**RECORDS TO PROCESS**
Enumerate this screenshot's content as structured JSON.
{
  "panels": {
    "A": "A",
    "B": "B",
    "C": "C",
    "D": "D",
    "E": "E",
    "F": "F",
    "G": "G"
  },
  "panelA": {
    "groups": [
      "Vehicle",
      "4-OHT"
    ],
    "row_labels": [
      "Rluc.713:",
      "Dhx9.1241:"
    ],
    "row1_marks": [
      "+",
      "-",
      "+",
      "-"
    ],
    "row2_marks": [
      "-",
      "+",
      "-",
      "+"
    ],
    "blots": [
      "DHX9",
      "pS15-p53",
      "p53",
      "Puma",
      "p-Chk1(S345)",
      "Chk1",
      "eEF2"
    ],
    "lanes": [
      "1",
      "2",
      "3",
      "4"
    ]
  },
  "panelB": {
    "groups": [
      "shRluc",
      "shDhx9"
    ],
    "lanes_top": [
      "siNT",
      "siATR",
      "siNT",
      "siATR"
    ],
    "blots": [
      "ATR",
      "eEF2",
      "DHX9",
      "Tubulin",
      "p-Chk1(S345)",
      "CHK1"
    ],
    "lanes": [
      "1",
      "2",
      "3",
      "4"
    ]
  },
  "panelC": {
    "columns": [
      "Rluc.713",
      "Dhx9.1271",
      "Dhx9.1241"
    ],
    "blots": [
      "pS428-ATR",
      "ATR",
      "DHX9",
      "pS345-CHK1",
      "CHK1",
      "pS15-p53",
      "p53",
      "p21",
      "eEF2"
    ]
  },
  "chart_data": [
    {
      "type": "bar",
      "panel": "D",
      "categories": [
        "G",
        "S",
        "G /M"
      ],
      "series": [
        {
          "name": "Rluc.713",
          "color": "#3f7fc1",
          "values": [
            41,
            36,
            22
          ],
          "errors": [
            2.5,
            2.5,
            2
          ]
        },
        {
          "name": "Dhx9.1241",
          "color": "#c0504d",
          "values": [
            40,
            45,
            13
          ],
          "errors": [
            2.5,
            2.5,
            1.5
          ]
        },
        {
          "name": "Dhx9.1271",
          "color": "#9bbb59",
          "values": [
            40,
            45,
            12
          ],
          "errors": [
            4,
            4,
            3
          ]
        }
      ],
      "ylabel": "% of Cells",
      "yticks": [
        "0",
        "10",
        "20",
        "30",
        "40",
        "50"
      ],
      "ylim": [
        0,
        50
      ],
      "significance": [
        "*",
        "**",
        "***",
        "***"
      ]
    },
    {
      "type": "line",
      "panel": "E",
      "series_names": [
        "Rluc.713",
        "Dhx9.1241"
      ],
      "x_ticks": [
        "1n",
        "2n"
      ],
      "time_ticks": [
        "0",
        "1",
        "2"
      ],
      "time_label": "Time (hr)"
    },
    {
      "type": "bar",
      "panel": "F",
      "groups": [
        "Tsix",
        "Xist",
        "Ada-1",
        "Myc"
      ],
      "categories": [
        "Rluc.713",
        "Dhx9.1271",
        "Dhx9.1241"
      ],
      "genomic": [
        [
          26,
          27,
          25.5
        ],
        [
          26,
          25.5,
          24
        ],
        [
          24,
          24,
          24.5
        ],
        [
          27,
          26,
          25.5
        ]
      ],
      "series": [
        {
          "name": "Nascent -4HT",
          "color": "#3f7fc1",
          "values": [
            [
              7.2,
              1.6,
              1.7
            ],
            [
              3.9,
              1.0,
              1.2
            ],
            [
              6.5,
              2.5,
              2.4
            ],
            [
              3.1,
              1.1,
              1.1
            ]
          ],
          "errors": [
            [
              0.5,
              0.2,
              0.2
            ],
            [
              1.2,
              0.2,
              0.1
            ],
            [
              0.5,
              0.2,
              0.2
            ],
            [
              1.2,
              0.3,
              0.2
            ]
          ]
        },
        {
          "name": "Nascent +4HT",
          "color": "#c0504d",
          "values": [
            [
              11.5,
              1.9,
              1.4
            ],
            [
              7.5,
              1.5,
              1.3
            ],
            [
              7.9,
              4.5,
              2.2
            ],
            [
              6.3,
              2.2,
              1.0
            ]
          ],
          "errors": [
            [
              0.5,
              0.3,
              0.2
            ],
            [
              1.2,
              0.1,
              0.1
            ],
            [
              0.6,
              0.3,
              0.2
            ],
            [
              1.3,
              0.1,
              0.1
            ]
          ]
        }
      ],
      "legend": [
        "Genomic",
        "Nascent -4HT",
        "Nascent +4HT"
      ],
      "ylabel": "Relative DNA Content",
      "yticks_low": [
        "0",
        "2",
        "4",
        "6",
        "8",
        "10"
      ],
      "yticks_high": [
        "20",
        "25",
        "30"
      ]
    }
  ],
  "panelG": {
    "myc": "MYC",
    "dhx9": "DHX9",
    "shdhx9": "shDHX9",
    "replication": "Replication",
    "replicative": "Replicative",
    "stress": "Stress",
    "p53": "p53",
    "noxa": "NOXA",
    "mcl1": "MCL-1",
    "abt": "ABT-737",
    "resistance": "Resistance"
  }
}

**BRIEF**
Your response should consist of the whole listing, repeated exactly.

**ANSWER SPACE**
Enumerate this screenshot's content as structured JSON.
{
  "panels": {
    "A": "A",
    "B": "B",
    "C": "C",
    "D": "D",
    "E": "E",
    "F": "F",
    "G": "G"
  },
  "panelA": {
    "groups": [
      "Vehicle",
      "4-OHT"
    ],
    "row_labels": [
      "Rluc.713:",
      "Dhx9.1241:"
    ],
    "row1_marks": [
      "+",
      "-",
      "+",
      "-"
    ],
    "row2_marks": [
      "-",
      "+",
      "-",
      "+"
    ],
    "blots": [
      "DHX9",
      "pS15-p53",
      "p53",
      "Puma",
      "p-Chk1(S345)",
      "Chk1",
      "eEF2"
    ],
    "lanes": [
      "1",
      "2",
      "3",
      "4"
    ]
  },
  "panelB": {
    "groups": [
      "shRluc",
      "shDhx9"
    ],
    "lanes_top": [
      "siNT",
      "siATR",
      "siNT",
      "siATR"
    ],
    "blots": [
      "ATR",
      "eEF2",
      "DHX9",
      "Tubulin",
      "p-Chk1(S345)",
      "CHK1"
    ],
    "lanes": [
      "1",
      "2",
      "3",
      "4"
    ]
  },
  "panelC": {
    "columns": [
      "Rluc.713",
      "Dhx9.1271",
      "Dhx9.1241"
    ],
    "blots": [
      "pS428-ATR",
      "ATR",
      "DHX9",
      "pS345-CHK1",
      "CHK1",
      "pS15-p53",
      "p53",
      "p21",
      "eEF2"
    ]
  },
  "chart_data": [
    {
      "type": "bar",
      "panel": "D",
      "categories": [
        "G",
        "S",
        "G /M"
      ],
      "series": [
        {
          "name": "Rluc.713",
          "color": "#3f7fc1",
          "values": [
            41,
            36,
            22
          ],
          "errors": [
            2.5,
            2.5,
            2
          ]
        },
        {
          "name": "Dhx9.1241",
          "color": "#c0504d",
          "values": [
            40,
            45,
            13
          ],
          "errors": [
            2.5,
            2.5,
            1.5
          ]
        },
        {
          "name": "Dhx9.1271",
          "color": "#9bbb59",
          "values": [
            40,
            45,
            12
          ],
          "errors": [
            4,
            4,
            3
          ]
        }
      ],
      "ylabel": "% of Cells",
      "yticks": [
        "0",
        "10",
        "20",
        "30",
        "40",
        "50"
      ],
      "ylim": [
        0,
        50
      ],
      "significance": [
        "*",
        "**",
        "***",
        "***"
      ]
    },
    {
      "type": "line",
      "panel": "E",
      "series_names": [
        "Rluc.713",
        "Dhx9.1241"
      ],
      "x_ticks": [
        "1n",
        "2n"
      ],
      "time_ticks": [
        "0",
        "1",
        "2"
      ],
      "time_label": "Time (hr)"
    },
    {
      "type": "bar",
      "panel": "F",
      "groups": [
        "Tsix",
        "Xist",
        "Ada-1",
        "Myc"
      ],
      "categories": [
        "Rluc.713",
        "Dhx9.1271",
        "Dhx9.1241"
      ],
      "genomic": [
        [
          26,
          27,
          25.5
        ],
        [
          26,
          25.5,
          24
        ],
        [
          24,
          24,
          24.5
        ],
        [
          27,
          26,
          25.5
        ]
      ],
      "series": [
        {
          "name": "Nascent -4HT",
          "color": "#3f7fc1",
          "values": [
            [
              7.2,
              1.6,
              1.7
            ],
            [
              3.9,
              1.0,
              1.2
            ],
            [
              6.5,
              2.5,
              2.4
            ],
            [
              3.1,
              1.1,
              1.1
            ]
          ],
          "errors": [
            [
              0.5,
              0.2,
              0.2
            ],
            [
              1.2,
              0.2,
              0.1
            ],
            [
              0.5,
              0.2,
              0.2
            ],
            [
              1.2,
              0.3,
              0.2
            ]
          ]
        },
        {
          "name": "Nascent +4HT",
          "color": "#c0504d",
          "values": [
            [
              11.5,
              1.9,
              1.4
            ],
            [
              7.5,
              1.5,
              1.3
            ],
            [
              7.9,
              4.5,
              2.2
            ],
            [
              6.3,
              2.2,
              1.0
            ]
          ],
          "errors": [
            [
              0.5,
              0.3,
              0.2
            ],
            [
              1.2,
              0.1,
              0.1
            ],
            [
              0.6,
              0.3,
              0.2
            ],
            [
              1.3,
              0.1,
              0.1
            ]
          ]
        }
      ],
      "legend": [
        "Genomic",
        "Nascent -4HT",
        "Nascent +4HT"
      ],
      "ylabel": "Relative DNA Content",
      "yticks_low": [
        "0",
        "2",
        "4",
        "6",
        "8",
        "10"
      ],
      "yticks_high": [
        "20",
        "25",
        "30"
      ]
    }
  ],
  "panelG": {
    "myc": "MYC",
    "dhx9": "DHX9",
    "shdhx9": "shDHX9",
    "replication": "Replication",
    "replicative": "Replicative",
    "stress": "Stress",
    "p53": "p53",
    "noxa": "NOXA",
    "mcl1": "MCL-1",
    "abt": "ABT-737",
    "resistance": "Resistance"
  }
}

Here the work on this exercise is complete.